Required work
Check each line of the listing below for the string "reserves", and give only how many lines hold it.

[Records contained in a dataset]
══════

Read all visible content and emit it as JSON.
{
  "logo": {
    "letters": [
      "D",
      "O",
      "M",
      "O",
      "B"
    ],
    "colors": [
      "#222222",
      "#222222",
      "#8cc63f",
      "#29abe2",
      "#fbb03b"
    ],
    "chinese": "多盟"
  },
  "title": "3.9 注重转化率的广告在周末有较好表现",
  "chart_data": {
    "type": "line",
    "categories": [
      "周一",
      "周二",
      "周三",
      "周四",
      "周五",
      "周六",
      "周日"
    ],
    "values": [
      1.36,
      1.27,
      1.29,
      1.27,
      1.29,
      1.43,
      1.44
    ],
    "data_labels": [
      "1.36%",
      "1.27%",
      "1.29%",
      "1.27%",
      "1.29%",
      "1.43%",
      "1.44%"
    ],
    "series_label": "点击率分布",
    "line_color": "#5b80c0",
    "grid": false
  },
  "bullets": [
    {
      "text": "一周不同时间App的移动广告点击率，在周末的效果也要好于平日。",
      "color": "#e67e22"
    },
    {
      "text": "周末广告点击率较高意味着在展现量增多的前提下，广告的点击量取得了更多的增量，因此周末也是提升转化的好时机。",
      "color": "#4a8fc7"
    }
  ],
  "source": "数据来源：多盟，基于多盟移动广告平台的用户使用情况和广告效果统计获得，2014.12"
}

══════

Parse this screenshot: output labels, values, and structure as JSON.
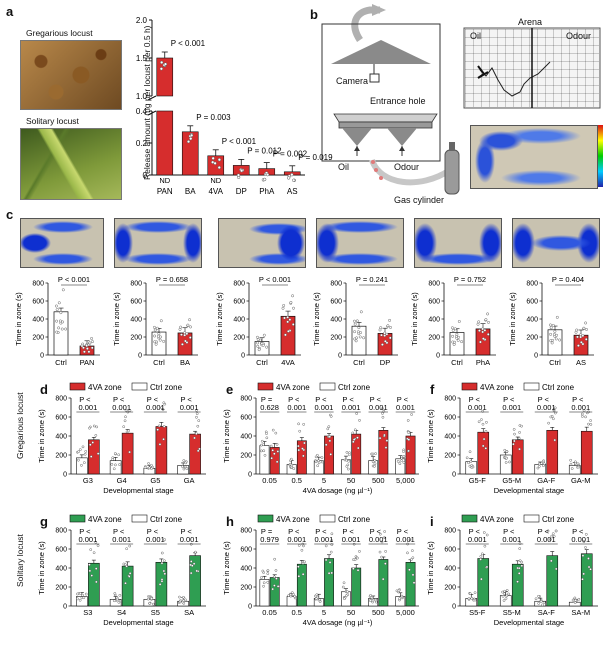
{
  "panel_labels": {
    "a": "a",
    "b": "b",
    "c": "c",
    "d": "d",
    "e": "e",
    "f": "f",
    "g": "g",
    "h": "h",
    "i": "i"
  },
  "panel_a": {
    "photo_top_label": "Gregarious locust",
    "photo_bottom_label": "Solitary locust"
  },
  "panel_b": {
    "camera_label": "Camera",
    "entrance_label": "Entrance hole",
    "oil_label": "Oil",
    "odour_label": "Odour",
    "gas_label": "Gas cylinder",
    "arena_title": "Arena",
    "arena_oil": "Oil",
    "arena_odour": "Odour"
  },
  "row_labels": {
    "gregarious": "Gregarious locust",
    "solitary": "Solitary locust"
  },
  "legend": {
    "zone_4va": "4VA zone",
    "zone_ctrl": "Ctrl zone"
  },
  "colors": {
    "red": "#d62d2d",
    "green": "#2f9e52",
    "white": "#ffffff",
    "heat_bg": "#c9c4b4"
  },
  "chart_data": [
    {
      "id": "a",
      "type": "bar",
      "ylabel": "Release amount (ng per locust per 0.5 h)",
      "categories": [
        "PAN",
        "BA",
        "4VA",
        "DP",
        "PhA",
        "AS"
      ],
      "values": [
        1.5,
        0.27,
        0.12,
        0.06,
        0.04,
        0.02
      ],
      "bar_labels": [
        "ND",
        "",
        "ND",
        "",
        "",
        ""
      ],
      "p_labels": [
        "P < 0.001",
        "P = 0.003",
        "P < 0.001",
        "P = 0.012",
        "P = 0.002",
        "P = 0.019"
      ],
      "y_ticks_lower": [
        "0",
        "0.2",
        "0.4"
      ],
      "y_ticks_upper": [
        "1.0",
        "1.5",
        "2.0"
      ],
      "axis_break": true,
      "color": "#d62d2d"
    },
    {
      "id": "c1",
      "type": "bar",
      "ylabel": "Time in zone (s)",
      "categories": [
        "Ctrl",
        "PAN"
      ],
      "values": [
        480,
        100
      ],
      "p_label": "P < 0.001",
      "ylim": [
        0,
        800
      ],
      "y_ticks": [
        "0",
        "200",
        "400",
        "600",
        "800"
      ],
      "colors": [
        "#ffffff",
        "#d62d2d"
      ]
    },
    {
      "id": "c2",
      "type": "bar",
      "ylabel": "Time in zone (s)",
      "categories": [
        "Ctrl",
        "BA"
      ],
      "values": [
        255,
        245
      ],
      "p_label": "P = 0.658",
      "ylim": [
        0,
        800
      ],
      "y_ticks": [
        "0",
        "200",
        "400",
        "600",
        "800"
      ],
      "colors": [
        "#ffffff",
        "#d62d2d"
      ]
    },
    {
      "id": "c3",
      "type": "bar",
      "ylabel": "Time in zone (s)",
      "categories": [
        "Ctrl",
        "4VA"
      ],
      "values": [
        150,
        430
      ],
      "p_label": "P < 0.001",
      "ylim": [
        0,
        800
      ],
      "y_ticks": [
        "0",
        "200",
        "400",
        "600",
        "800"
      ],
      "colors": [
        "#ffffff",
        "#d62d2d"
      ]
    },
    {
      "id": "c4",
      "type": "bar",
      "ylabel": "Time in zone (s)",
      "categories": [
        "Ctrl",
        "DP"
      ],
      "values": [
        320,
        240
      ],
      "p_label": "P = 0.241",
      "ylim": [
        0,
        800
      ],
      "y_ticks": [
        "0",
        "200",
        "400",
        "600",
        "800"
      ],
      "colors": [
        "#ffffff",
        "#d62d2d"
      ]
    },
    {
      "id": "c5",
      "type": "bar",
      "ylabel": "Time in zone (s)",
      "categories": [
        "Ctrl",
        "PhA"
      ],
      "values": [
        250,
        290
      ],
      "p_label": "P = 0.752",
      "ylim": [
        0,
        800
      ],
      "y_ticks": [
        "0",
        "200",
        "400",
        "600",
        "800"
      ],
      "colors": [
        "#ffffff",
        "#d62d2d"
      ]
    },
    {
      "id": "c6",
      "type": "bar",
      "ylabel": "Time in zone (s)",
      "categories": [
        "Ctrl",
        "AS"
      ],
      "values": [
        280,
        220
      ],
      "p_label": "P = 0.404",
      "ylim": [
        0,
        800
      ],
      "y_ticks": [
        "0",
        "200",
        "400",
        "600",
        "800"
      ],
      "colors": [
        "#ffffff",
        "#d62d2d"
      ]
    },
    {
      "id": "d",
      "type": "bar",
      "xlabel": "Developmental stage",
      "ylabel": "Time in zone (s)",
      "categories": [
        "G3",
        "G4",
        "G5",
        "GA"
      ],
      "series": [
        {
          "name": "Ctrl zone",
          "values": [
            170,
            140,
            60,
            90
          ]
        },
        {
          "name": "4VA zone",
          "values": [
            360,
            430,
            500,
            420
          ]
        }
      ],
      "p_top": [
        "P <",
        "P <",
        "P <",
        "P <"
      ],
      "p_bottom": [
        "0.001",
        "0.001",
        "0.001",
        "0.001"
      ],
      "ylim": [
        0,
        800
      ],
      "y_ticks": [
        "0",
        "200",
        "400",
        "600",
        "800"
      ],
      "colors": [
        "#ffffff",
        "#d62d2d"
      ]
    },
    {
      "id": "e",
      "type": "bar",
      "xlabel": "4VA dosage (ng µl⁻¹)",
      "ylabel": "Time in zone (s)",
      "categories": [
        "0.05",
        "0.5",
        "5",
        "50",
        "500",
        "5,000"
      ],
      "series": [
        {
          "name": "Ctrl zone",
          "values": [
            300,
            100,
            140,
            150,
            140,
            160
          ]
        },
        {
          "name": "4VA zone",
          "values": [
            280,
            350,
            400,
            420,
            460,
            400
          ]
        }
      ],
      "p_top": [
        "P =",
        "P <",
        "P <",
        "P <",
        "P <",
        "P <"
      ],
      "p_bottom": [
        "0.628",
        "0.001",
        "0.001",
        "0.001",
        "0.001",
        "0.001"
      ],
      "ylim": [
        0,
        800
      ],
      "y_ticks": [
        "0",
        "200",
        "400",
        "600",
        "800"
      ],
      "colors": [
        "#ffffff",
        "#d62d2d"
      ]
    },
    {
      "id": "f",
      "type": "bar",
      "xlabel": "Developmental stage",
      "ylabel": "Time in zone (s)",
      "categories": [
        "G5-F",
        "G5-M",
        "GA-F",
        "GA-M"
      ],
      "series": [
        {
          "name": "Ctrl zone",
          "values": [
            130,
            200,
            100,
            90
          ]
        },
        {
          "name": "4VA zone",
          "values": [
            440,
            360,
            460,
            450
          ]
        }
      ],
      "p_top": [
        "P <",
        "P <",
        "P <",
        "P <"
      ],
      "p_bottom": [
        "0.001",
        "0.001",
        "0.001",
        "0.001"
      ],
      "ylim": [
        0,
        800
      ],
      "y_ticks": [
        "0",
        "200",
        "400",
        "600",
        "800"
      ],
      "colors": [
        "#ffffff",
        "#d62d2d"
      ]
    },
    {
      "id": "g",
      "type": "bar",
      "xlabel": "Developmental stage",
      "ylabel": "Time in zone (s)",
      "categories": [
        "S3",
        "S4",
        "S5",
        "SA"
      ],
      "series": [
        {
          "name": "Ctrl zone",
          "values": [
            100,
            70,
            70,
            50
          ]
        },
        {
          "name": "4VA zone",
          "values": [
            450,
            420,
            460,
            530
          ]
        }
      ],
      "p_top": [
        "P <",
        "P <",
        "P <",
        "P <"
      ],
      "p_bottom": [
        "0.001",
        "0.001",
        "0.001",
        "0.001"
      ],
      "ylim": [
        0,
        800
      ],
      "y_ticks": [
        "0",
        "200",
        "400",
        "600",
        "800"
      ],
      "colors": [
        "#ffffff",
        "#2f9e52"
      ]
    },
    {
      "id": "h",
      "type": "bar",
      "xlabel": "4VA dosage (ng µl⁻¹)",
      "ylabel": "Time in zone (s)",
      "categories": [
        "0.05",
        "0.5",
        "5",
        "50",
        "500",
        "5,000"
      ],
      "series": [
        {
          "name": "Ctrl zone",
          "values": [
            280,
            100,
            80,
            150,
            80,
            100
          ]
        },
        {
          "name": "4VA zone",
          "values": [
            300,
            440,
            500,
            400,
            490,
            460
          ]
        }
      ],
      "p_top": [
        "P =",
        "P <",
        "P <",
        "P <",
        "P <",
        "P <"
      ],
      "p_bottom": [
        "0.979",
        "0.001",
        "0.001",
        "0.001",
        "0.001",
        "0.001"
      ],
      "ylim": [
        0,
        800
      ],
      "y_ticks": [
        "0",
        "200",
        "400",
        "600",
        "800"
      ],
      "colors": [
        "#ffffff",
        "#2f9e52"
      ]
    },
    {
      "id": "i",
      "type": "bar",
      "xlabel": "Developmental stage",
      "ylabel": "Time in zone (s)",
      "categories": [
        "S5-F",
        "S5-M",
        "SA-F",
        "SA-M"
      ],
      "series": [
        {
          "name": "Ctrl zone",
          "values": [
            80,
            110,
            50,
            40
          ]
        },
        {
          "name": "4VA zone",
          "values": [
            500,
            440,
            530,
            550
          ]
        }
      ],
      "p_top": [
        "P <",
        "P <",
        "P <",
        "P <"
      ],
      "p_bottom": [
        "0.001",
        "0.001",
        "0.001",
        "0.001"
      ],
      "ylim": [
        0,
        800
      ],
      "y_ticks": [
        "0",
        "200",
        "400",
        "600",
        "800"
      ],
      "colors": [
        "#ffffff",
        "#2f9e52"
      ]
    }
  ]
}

══════

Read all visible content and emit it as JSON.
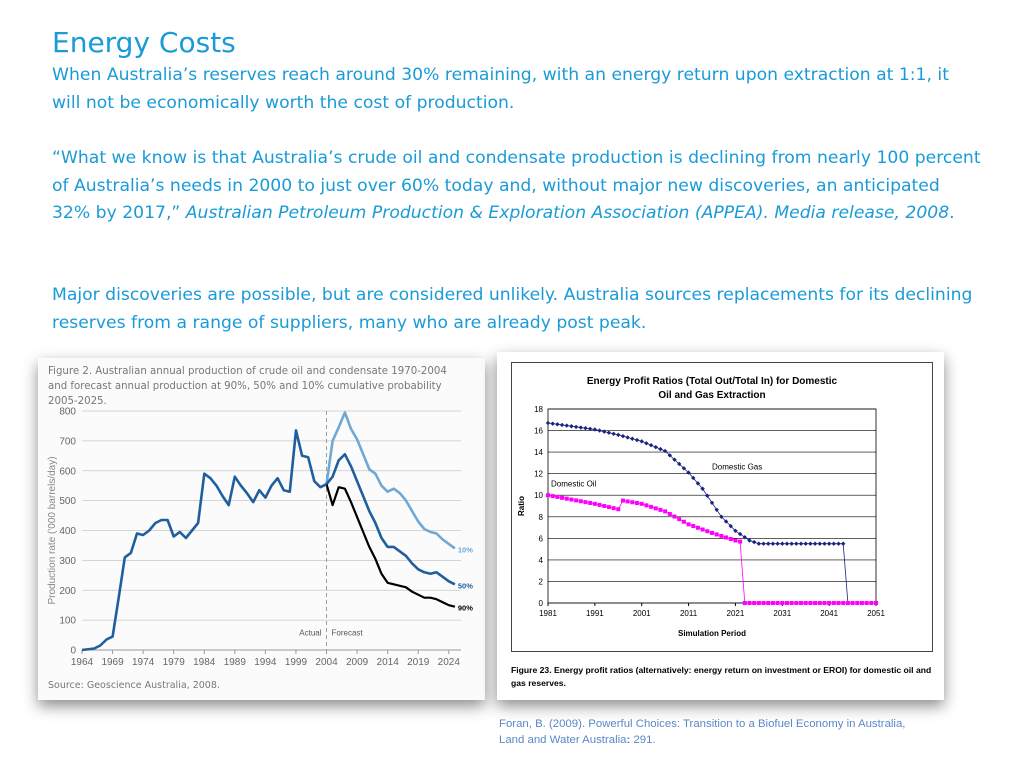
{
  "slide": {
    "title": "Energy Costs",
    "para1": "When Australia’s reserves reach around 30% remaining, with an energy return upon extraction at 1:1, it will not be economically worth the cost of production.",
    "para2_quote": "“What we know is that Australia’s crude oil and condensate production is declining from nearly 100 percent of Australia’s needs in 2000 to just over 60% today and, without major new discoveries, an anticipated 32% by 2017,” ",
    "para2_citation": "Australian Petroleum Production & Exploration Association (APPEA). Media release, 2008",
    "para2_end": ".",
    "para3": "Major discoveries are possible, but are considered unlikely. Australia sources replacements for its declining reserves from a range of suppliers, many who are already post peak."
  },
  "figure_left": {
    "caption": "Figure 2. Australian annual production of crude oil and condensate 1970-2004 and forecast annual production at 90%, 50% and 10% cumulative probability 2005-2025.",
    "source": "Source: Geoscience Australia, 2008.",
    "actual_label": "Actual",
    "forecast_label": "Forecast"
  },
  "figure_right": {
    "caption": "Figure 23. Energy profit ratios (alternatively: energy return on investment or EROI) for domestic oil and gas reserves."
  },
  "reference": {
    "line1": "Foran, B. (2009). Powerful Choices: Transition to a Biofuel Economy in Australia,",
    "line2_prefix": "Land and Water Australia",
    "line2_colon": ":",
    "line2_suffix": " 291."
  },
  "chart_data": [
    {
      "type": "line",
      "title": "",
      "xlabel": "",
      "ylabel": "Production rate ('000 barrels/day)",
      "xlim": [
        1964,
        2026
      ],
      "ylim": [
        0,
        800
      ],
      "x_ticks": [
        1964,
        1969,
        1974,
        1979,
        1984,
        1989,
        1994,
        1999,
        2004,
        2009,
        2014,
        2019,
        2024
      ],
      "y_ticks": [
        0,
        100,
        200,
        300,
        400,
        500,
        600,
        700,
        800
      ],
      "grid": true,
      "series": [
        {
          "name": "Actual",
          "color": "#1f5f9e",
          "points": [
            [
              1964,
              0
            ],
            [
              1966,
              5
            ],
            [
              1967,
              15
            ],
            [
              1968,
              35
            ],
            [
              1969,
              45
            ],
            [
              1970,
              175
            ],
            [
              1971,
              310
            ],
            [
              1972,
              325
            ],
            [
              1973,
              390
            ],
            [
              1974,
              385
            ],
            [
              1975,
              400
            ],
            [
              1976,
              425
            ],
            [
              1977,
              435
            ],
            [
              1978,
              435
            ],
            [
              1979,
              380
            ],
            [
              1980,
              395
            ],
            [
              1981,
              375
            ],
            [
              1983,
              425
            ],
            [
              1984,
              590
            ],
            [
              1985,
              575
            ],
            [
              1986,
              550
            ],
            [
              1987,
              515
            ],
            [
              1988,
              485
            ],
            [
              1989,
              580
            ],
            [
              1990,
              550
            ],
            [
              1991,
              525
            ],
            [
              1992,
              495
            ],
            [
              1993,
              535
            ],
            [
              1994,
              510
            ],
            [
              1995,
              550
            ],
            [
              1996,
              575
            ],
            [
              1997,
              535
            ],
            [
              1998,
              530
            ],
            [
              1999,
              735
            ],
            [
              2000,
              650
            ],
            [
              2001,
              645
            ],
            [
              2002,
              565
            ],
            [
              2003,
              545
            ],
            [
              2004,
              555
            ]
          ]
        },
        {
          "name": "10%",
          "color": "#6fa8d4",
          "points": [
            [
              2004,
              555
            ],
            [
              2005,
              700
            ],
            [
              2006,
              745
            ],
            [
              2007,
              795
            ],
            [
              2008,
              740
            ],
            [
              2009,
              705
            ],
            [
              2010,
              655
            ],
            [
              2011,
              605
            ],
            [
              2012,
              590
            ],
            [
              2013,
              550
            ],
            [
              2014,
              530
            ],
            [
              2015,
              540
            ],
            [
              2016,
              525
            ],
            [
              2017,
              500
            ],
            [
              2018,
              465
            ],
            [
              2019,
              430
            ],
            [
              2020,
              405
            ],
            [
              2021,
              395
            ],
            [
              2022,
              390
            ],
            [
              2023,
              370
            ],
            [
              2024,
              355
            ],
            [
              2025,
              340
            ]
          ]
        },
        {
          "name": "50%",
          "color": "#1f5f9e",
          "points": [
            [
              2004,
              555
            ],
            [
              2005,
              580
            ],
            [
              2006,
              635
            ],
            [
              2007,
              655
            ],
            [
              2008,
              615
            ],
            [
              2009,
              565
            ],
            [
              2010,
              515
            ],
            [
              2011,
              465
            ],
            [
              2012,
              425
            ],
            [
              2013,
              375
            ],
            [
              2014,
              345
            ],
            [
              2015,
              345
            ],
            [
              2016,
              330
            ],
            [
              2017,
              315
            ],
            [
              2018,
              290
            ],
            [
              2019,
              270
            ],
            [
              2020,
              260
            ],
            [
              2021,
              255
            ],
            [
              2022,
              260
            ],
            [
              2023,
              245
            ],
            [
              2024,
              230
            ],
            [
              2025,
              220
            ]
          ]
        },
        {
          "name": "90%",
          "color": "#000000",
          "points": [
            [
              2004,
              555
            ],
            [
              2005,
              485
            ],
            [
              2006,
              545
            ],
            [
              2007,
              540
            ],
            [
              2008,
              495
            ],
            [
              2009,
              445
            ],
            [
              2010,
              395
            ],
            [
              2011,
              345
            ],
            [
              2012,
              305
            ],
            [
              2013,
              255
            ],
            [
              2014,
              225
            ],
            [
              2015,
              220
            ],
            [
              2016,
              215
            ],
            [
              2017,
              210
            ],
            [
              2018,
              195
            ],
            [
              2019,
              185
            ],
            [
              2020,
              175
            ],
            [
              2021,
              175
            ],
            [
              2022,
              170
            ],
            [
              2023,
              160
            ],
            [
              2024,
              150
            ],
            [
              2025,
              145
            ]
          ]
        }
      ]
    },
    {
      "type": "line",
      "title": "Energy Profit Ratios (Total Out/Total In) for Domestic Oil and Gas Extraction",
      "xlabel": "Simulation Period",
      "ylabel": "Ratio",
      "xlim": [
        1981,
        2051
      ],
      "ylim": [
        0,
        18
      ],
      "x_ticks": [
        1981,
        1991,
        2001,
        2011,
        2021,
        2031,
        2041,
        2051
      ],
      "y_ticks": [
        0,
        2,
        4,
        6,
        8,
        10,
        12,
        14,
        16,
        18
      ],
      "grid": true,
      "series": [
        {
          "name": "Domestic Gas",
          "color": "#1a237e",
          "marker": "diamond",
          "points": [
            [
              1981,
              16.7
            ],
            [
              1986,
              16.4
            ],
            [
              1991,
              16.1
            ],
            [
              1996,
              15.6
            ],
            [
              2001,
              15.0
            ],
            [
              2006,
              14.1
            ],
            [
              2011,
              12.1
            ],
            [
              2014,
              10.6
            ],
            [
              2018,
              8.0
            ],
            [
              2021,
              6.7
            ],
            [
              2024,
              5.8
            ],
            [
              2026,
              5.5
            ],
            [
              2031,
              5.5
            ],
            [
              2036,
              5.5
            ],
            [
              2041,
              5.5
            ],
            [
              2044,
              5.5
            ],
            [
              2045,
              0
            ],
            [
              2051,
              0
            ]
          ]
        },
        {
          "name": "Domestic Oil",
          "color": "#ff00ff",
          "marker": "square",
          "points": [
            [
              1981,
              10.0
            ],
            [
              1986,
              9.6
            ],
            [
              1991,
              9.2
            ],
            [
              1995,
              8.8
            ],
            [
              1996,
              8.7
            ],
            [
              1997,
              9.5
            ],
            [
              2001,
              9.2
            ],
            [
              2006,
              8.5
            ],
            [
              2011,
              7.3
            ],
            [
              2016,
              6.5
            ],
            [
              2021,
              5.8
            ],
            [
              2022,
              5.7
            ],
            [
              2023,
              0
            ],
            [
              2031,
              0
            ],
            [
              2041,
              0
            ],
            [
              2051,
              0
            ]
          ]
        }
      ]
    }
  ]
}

══════

Completed exercise
3